**Task item:** Each entry below is to be returned exactly, with any pictures left out.

**Data supplied:**
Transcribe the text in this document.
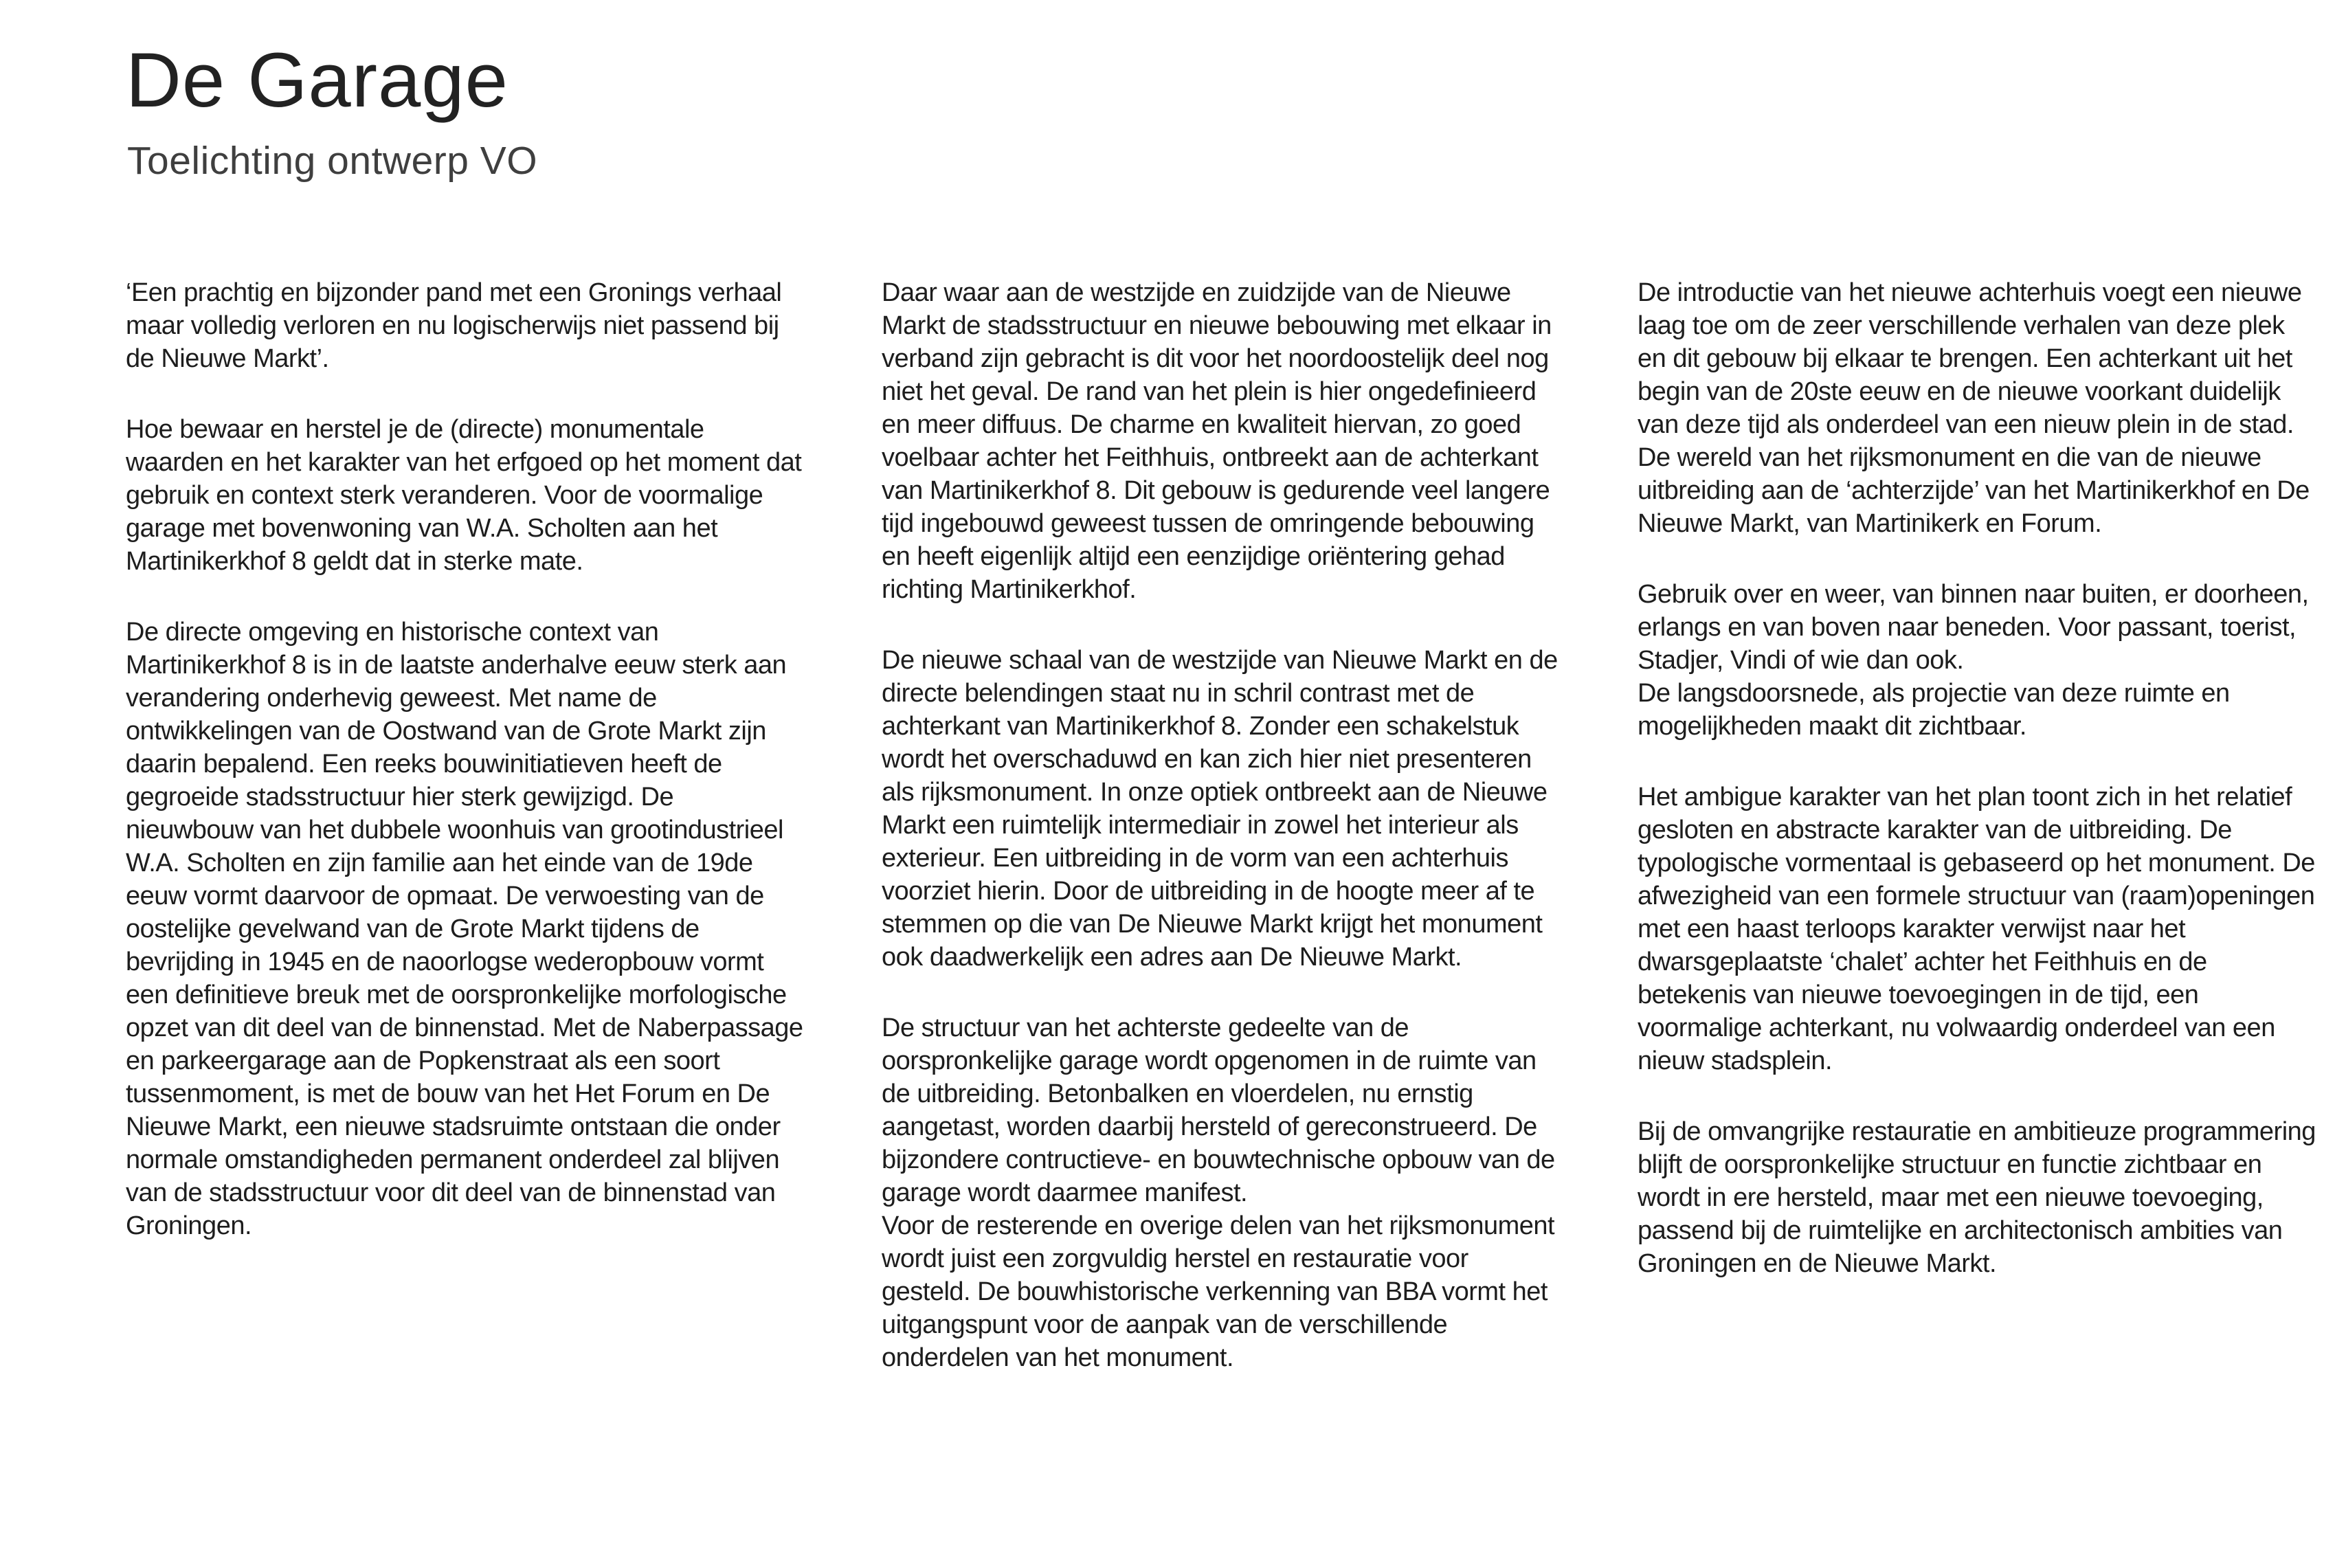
De Garage
Toelichting ontwerp VO

‘Een prachtig en bijzonder pand met een Gronings verhaal maar volledig verloren en nu logischerwijs niet passend bij de Nieuwe Markt’.

Hoe bewaar en herstel je de (directe) monumentale waarden en het karakter van het erfgoed op het moment dat gebruik en context sterk veranderen. Voor de voormalige garage met bovenwoning van W.A. Scholten aan het Martinikerkhof 8 geldt dat in sterke mate.

De directe omgeving en historische context van Martinikerkhof 8 is in de laatste anderhalve eeuw sterk aan verandering onderhevig geweest. Met name de ontwikkelingen van de Oostwand van de Grote Markt zijn daarin bepalend. Een reeks bouwinitiatieven heeft de gegroeide stadsstructuur hier sterk gewijzigd. De nieuwbouw van het dubbele woonhuis van grootindustrieel W.A. Scholten en zijn familie aan het einde van de 19de eeuw vormt daarvoor de opmaat. De verwoesting van de oostelijke gevelwand van de Grote Markt tijdens de bevrijding in 1945 en de naoorlogse wederopbouw vormt een definitieve breuk met de oorspronkelijke morfologische opzet van dit deel van de binnenstad. Met de Naberpassage en parkeergarage aan de Popkenstraat als een soort tussenmoment, is met de bouw van het Het Forum en De Nieuwe Markt, een nieuwe stadsruimte ontstaan die onder normale omstandigheden permanent onderdeel zal blijven van de stadsstructuur voor dit deel van de binnenstad van Groningen.

Daar waar aan de westzijde en zuidzijde van de Nieuwe Markt de stadsstructuur en nieuwe bebouwing met elkaar in verband zijn gebracht is dit voor het noordoostelijk deel nog niet het geval. De rand van het plein is hier ongedefinieerd en meer diffuus. De charme en kwaliteit hiervan, zo goed voelbaar achter het Feithhuis, ontbreekt aan de achterkant van Martinikerkhof 8. Dit gebouw is gedurende veel langere tijd ingebouwd geweest tussen de omringende bebouwing en heeft eigenlijk altijd een eenzijdige oriëntering gehad richting Martinikerkhof.

De nieuwe schaal van de westzijde van Nieuwe Markt en de directe belendingen staat nu in schril contrast met de achterkant van Martinikerkhof 8. Zonder een schakelstuk wordt het overschaduwd en kan zich hier niet presenteren als rijksmonument. In onze optiek ontbreekt aan de Nieuwe Markt een ruimtelijk intermediair in zowel het interieur als exterieur. Een uitbreiding in de vorm van een achterhuis voorziet hierin. Door de uitbreiding in de hoogte meer af te stemmen op die van De Nieuwe Markt krijgt het monument ook daadwerkelijk een adres aan De Nieuwe Markt.

De structuur van het achterste gedeelte van de oorspronkelijke garage wordt opgenomen in de ruimte van de uitbreiding. Betonbalken en vloerdelen, nu ernstig aangetast, worden daarbij hersteld of gereconstrueerd. De bijzondere contructieve- en bouwtechnische opbouw van de garage wordt daarmee manifest.
Voor de resterende en overige delen van het rijksmonument wordt juist een zorgvuldig herstel en restauratie voor gesteld. De bouwhistorische verkenning van BBA vormt het uitgangspunt voor de aanpak van de verschillende onderdelen van het monument.

De introductie van het nieuwe achterhuis voegt een nieuwe laag toe om de zeer verschillende verhalen van deze plek en dit gebouw bij elkaar te brengen. Een achterkant uit het begin van de 20ste eeuw en de nieuwe voorkant duidelijk van deze tijd als onderdeel van een nieuw plein in de stad. De wereld van het rijksmonument en die van de nieuwe uitbreiding aan de ‘achterzijde’ van het Martinikerkhof en De Nieuwe Markt, van Martinikerk en Forum.

Gebruik over en weer, van binnen naar buiten, er doorheen, erlangs en van boven naar beneden. Voor passant, toerist, Stadjer, Vindi of wie dan ook.
De langsdoorsnede, als projectie van deze ruimte en mogelijkheden maakt dit zichtbaar.

Het ambigue karakter van het plan toont zich in het relatief gesloten en abstracte karakter van de uitbreiding. De typologische vormentaal is gebaseerd op het monument. De afwezigheid van een formele structuur van (raam)openingen met een haast terloops karakter verwijst naar het dwarsgeplaatste ‘chalet’ achter het Feithhuis en de betekenis van nieuwe toevoegingen in de tijd, een voormalige achterkant, nu volwaardig onderdeel van een nieuw stadsplein.

Bij de omvangrijke restauratie en ambitieuze programmering blijft de oorspronkelijke structuur en functie zichtbaar en wordt in ere hersteld, maar met een nieuwe toevoeging, passend bij de ruimtelijke en architectonisch ambities van Groningen en de Nieuwe Markt.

**Your response:**
Transcribe the text in this document.
De Garage
Toelichting ontwerp VO

‘Een prachtig en bijzonder pand met een Gronings verhaal maar volledig verloren en nu logischerwijs niet passend bij de Nieuwe Markt’.

Hoe bewaar en herstel je de (directe) monumentale waarden en het karakter van het erfgoed op het moment dat gebruik en context sterk veranderen. Voor de voormalige garage met bovenwoning van W.A. Scholten aan het Martinikerkhof 8 geldt dat in sterke mate.

De directe omgeving en historische context van Martinikerkhof 8 is in de laatste anderhalve eeuw sterk aan verandering onderhevig geweest. Met name de ontwikkelingen van de Oostwand van de Grote Markt zijn daarin bepalend. Een reeks bouwinitiatieven heeft de gegroeide stadsstructuur hier sterk gewijzigd. De nieuwbouw van het dubbele woonhuis van grootindustrieel W.A. Scholten en zijn familie aan het einde van de 19de eeuw vormt daarvoor de opmaat. De verwoesting van de oostelijke gevelwand van de Grote Markt tijdens de bevrijding in 1945 en de naoorlogse wederopbouw vormt een definitieve breuk met de oorspronkelijke morfologische opzet van dit deel van de binnenstad. Met de Naberpassage en parkeergarage aan de Popkenstraat als een soort tussenmoment, is met de bouw van het Het Forum en De Nieuwe Markt, een nieuwe stadsruimte ontstaan die onder normale omstandigheden permanent onderdeel zal blijven van de stadsstructuur voor dit deel van de binnenstad van Groningen.

Daar waar aan de westzijde en zuidzijde van de Nieuwe Markt de stadsstructuur en nieuwe bebouwing met elkaar in verband zijn gebracht is dit voor het noordoostelijk deel nog niet het geval. De rand van het plein is hier ongedefinieerd en meer diffuus. De charme en kwaliteit hiervan, zo goed voelbaar achter het Feithhuis, ontbreekt aan de achterkant van Martinikerkhof 8. Dit gebouw is gedurende veel langere tijd ingebouwd geweest tussen de omringende bebouwing en heeft eigenlijk altijd een eenzijdige oriëntering gehad richting Martinikerkhof.

De nieuwe schaal van de westzijde van Nieuwe Markt en de directe belendingen staat nu in schril contrast met de achterkant van Martinikerkhof 8. Zonder een schakelstuk wordt het overschaduwd en kan zich hier niet presenteren als rijksmonument. In onze optiek ontbreekt aan de Nieuwe Markt een ruimtelijk intermediair in zowel het interieur als exterieur. Een uitbreiding in de vorm van een achterhuis voorziet hierin. Door de uitbreiding in de hoogte meer af te stemmen op die van De Nieuwe Markt krijgt het monument ook daadwerkelijk een adres aan De Nieuwe Markt.

De structuur van het achterste gedeelte van de oorspronkelijke garage wordt opgenomen in de ruimte van de uitbreiding. Betonbalken en vloerdelen, nu ernstig aangetast, worden daarbij hersteld of gereconstrueerd. De bijzondere contructieve- en bouwtechnische opbouw van de garage wordt daarmee manifest.
Voor de resterende en overige delen van het rijksmonument wordt juist een zorgvuldig herstel en restauratie voor gesteld. De bouwhistorische verkenning van BBA vormt het uitgangspunt voor de aanpak van de verschillende onderdelen van het monument.

De introductie van het nieuwe achterhuis voegt een nieuwe laag toe om de zeer verschillende verhalen van deze plek en dit gebouw bij elkaar te brengen. Een achterkant uit het begin van de 20ste eeuw en de nieuwe voorkant duidelijk van deze tijd als onderdeel van een nieuw plein in de stad. De wereld van het rijksmonument en die van de nieuwe uitbreiding aan de ‘achterzijde’ van het Martinikerkhof en De Nieuwe Markt, van Martinikerk en Forum.

Gebruik over en weer, van binnen naar buiten, er doorheen, erlangs en van boven naar beneden. Voor passant, toerist, Stadjer, Vindi of wie dan ook.
De langsdoorsnede, als projectie van deze ruimte en mogelijkheden maakt dit zichtbaar.

Het ambigue karakter van het plan toont zich in het relatief gesloten en abstracte karakter van de uitbreiding. De typologische vormentaal is gebaseerd op het monument. De afwezigheid van een formele structuur van (raam)openingen met een haast terloops karakter verwijst naar het dwarsgeplaatste ‘chalet’ achter het Feithhuis en de betekenis van nieuwe toevoegingen in de tijd, een voormalige achterkant, nu volwaardig onderdeel van een nieuw stadsplein.

Bij de omvangrijke restauratie en ambitieuze programmering blijft de oorspronkelijke structuur en functie zichtbaar en wordt in ere hersteld, maar met een nieuwe toevoeging, passend bij de ruimtelijke en architectonisch ambities van Groningen en de Nieuwe Markt.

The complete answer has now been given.